---- Provided data
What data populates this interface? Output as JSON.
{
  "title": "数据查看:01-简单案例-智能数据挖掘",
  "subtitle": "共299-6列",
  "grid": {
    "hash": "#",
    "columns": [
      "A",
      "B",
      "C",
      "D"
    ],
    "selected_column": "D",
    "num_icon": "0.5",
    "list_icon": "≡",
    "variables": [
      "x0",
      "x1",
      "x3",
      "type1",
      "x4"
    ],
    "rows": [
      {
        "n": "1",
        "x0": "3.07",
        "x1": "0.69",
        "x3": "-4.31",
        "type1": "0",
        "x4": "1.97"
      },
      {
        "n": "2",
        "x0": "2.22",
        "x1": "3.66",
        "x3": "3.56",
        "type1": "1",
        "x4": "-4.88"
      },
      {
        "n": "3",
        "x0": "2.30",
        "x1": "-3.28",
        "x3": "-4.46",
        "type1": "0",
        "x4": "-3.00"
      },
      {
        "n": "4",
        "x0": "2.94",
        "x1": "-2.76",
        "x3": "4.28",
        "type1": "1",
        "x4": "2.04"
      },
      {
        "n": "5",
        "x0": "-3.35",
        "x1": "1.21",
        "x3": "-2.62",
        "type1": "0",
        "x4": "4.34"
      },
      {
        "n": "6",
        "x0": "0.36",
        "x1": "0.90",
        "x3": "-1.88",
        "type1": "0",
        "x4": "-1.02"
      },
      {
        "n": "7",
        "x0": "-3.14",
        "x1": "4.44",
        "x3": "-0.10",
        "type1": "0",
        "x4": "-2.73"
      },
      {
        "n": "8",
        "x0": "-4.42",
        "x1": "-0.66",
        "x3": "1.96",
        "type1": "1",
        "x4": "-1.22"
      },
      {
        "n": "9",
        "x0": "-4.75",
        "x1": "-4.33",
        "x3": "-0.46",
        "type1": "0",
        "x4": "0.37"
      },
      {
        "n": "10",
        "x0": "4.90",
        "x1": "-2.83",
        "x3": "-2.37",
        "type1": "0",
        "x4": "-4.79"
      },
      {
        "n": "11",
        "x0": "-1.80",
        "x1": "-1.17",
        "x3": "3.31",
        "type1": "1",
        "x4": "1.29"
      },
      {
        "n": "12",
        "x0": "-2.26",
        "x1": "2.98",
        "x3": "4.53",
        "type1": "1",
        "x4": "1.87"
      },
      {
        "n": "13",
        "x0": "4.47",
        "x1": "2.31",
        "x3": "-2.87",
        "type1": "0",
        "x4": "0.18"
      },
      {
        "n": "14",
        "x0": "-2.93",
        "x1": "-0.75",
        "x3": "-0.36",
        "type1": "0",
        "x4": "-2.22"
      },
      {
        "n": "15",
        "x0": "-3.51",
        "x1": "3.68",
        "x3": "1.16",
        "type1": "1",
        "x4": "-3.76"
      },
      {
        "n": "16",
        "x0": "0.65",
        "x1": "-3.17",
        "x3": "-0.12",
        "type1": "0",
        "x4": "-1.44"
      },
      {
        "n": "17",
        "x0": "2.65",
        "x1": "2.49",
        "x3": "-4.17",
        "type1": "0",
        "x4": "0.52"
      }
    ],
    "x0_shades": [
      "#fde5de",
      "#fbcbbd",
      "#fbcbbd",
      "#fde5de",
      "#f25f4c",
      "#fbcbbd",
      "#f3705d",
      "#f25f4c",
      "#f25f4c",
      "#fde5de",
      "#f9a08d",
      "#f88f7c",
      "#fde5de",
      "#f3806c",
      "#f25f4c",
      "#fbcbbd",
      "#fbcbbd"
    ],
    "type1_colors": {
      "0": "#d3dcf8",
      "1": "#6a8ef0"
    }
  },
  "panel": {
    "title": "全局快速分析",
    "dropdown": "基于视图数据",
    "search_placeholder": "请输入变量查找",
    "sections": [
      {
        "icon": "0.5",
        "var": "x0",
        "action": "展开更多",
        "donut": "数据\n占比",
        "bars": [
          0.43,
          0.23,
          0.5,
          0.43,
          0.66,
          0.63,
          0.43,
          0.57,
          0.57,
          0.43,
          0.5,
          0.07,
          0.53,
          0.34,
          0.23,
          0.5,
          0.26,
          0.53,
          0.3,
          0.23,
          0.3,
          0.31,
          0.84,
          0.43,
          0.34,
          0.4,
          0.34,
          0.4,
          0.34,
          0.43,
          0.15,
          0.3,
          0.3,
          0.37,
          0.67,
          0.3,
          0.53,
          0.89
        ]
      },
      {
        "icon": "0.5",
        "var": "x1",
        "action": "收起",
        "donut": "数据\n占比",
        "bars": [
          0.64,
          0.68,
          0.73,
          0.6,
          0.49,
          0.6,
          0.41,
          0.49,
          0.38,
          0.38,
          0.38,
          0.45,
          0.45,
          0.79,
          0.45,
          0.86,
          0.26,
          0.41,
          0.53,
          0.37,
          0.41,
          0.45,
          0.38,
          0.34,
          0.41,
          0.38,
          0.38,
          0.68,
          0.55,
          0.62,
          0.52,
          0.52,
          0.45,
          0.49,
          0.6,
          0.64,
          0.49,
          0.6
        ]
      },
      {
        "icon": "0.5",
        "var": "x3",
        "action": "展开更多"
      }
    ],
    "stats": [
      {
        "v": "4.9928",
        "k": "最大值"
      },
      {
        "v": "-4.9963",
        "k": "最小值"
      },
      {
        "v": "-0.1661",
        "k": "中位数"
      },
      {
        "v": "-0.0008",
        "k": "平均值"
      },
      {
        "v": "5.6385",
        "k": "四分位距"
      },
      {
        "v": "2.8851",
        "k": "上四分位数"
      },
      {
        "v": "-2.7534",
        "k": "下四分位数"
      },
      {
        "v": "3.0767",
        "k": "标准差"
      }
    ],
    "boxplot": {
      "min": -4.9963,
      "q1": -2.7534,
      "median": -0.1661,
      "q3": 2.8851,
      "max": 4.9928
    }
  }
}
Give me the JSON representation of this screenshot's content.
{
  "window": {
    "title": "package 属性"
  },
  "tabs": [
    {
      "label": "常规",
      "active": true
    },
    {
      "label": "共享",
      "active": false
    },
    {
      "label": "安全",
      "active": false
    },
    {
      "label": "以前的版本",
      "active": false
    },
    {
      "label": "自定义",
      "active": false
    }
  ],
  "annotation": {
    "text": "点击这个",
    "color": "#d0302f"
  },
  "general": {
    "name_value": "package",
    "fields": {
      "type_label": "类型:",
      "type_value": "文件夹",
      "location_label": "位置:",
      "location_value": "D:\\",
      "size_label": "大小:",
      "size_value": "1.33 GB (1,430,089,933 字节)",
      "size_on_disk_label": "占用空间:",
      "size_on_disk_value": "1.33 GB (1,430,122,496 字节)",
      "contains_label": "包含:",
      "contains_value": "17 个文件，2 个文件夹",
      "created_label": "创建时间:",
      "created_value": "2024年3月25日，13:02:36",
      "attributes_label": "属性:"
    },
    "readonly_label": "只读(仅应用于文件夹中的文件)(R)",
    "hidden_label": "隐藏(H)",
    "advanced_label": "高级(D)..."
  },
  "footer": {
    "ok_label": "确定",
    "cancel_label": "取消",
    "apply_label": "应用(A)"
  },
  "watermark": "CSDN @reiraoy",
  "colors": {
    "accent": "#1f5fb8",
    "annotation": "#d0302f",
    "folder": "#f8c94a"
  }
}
--------
§ Problem
Output all of the material exactly as written.

§ Completed task
What data populates this interface? Output as JSON.
{
  "title": "数据查看:01-简单案例-智能数据挖掘",
  "subtitle": "共299-6列",
  "grid": {
    "hash": "#",
    "columns": [
      "A",
      "B",
      "C",
      "D"
    ],
    "selected_column": "D",
    "num_icon": "0.5",
    "list_icon": "≡",
    "variables": [
      "x0",
      "x1",
      "x3",
      "type1",
      "x4"
    ],
    "rows": [
      {
        "n": "1",
        "x0": "3.07",
        "x1": "0.69",
        "x3": "-4.31",
        "type1": "0",
        "x4": "1.97"
      },
      {
        "n": "2",
        "x0": "2.22",
        "x1": "3.66",
        "x3": "3.56",
        "type1": "1",
        "x4": "-4.88"
      },
      {
        "n": "3",
        "x0": "2.30",
        "x1": "-3.28",
        "x3": "-4.46",
        "type1": "0",
        "x4": "-3.00"
      },
      {
        "n": "4",
        "x0": "2.94",
        "x1": "-2.76",
        "x3": "4.28",
        "type1": "1",
        "x4": "2.04"
      },
      {
        "n": "5",
        "x0": "-3.35",
        "x1": "1.21",
        "x3": "-2.62",
        "type1": "0",
        "x4": "4.34"
      },
      {
        "n": "6",
        "x0": "0.36",
        "x1": "0.90",
        "x3": "-1.88",
        "type1": "0",
        "x4": "-1.02"
      },
      {
        "n": "7",
        "x0": "-3.14",
        "x1": "4.44",
        "x3": "-0.10",
        "type1": "0",
        "x4": "-2.73"
      },
      {
        "n": "8",
        "x0": "-4.42",
        "x1": "-0.66",
        "x3": "1.96",
        "type1": "1",
        "x4": "-1.22"
      },
      {
        "n": "9",
        "x0": "-4.75",
        "x1": "-4.33",
        "x3": "-0.46",
        "type1": "0",
        "x4": "0.37"
      },
      {
        "n": "10",
        "x0": "4.90",
        "x1": "-2.83",
        "x3": "-2.37",
        "type1": "0",
        "x4": "-4.79"
      },
      {
        "n": "11",
        "x0": "-1.80",
        "x1": "-1.17",
        "x3": "3.31",
        "type1": "1",
        "x4": "1.29"
      },
      {
        "n": "12",
        "x0": "-2.26",
        "x1": "2.98",
        "x3": "4.53",
        "type1": "1",
        "x4": "1.87"
      },
      {
        "n": "13",
        "x0": "4.47",
        "x1": "2.31",
        "x3": "-2.87",
        "type1": "0",
        "x4": "0.18"
      },
      {
        "n": "14",
        "x0": "-2.93",
        "x1": "-0.75",
        "x3": "-0.36",
        "type1": "0",
        "x4": "-2.22"
      },
      {
        "n": "15",
        "x0": "-3.51",
        "x1": "3.68",
        "x3": "1.16",
        "type1": "1",
        "x4": "-3.76"
      },
      {
        "n": "16",
        "x0": "0.65",
        "x1": "-3.17",
        "x3": "-0.12",
        "type1": "0",
        "x4": "-1.44"
      },
      {
        "n": "17",
        "x0": "2.65",
        "x1": "2.49",
        "x3": "-4.17",
        "type1": "0",
        "x4": "0.52"
      }
    ],
    "x0_shades": [
      "#fde5de",
      "#fbcbbd",
      "#fbcbbd",
      "#fde5de",
      "#f25f4c",
      "#fbcbbd",
      "#f3705d",
      "#f25f4c",
      "#f25f4c",
      "#fde5de",
      "#f9a08d",
      "#f88f7c",
      "#fde5de",
      "#f3806c",
      "#f25f4c",
      "#fbcbbd",
      "#fbcbbd"
    ],
    "type1_colors": {
      "0": "#d3dcf8",
      "1": "#6a8ef0"
    }
  },
  "panel": {
    "title": "全局快速分析",
    "dropdown": "基于视图数据",
    "search_placeholder": "请输入变量查找",
    "sections": [
      {
        "icon": "0.5",
        "var": "x0",
        "action": "展开更多",
        "donut": "数据\n占比",
        "bars": [
          0.43,
          0.23,
          0.5,
          0.43,
          0.66,
          0.63,
          0.43,
          0.57,
          0.57,
          0.43,
          0.5,
          0.07,
          0.53,
          0.34,
          0.23,
          0.5,
          0.26,
          0.53,
          0.3,
          0.23,
          0.3,
          0.31,
          0.84,
          0.43,
          0.34,
          0.4,
          0.34,
          0.4,
          0.34,
          0.43,
          0.15,
          0.3,
          0.3,
          0.37,
          0.67,
          0.3,
          0.53,
          0.89
        ]
      },
      {
        "icon": "0.5",
        "var": "x1",
        "action": "收起",
        "donut": "数据\n占比",
        "bars": [
          0.64,
          0.68,
          0.73,
          0.6,
          0.49,
          0.6,
          0.41,
          0.49,
          0.38,
          0.38,
          0.38,
          0.45,
          0.45,
          0.79,
          0.45,
          0.86,
          0.26,
          0.41,
          0.53,
          0.37,
          0.41,
          0.45,
          0.38,
          0.34,
          0.41,
          0.38,
          0.38,
          0.68,
          0.55,
          0.62,
          0.52,
          0.52,
          0.45,
          0.49,
          0.6,
          0.64,
          0.49,
          0.6
        ]
      },
      {
        "icon": "0.5",
        "var": "x3",
        "action": "展开更多"
      }
    ],
    "stats": [
      {
        "v": "4.9928",
        "k": "最大值"
      },
      {
        "v": "-4.9963",
        "k": "最小值"
      },
      {
        "v": "-0.1661",
        "k": "中位数"
      },
      {
        "v": "-0.0008",
        "k": "平均值"
      },
      {
        "v": "5.6385",
        "k": "四分位距"
      },
      {
        "v": "2.8851",
        "k": "上四分位数"
      },
      {
        "v": "-2.7534",
        "k": "下四分位数"
      },
      {
        "v": "3.0767",
        "k": "标准差"
      }
    ],
    "boxplot": {
      "min": -4.9963,
      "q1": -2.7534,
      "median": -0.1661,
      "q3": 2.8851,
      "max": 4.9928
    }
  }
}
Give me the JSON representation of this screenshot's content.
{
  "window": {
    "title": "package 属性"
  },
  "tabs": [
    {
      "label": "常规",
      "active": true
    },
    {
      "label": "共享",
      "active": false
    },
    {
      "label": "安全",
      "active": false
    },
    {
      "label": "以前的版本",
      "active": false
    },
    {
      "label": "自定义",
      "active": false
    }
  ],
  "annotation": {
    "text": "点击这个",
    "color": "#d0302f"
  },
  "general": {
    "name_value": "package",
    "fields": {
      "type_label": "类型:",
      "type_value": "文件夹",
      "location_label": "位置:",
      "location_value": "D:\\",
      "size_label": "大小:",
      "size_value": "1.33 GB (1,430,089,933 字节)",
      "size_on_disk_label": "占用空间:",
      "size_on_disk_value": "1.33 GB (1,430,122,496 字节)",
      "contains_label": "包含:",
      "contains_value": "17 个文件，2 个文件夹",
      "created_label": "创建时间:",
      "created_value": "2024年3月25日，13:02:36",
      "attributes_label": "属性:"
    },
    "readonly_label": "只读(仅应用于文件夹中的文件)(R)",
    "hidden_label": "隐藏(H)",
    "advanced_label": "高级(D)..."
  },
  "footer": {
    "ok_label": "确定",
    "cancel_label": "取消",
    "apply_label": "应用(A)"
  },
  "watermark": "CSDN @reiraoy",
  "colors": {
    "accent": "#1f5fb8",
    "annotation": "#d0302f",
    "folder": "#f8c94a"
  }
}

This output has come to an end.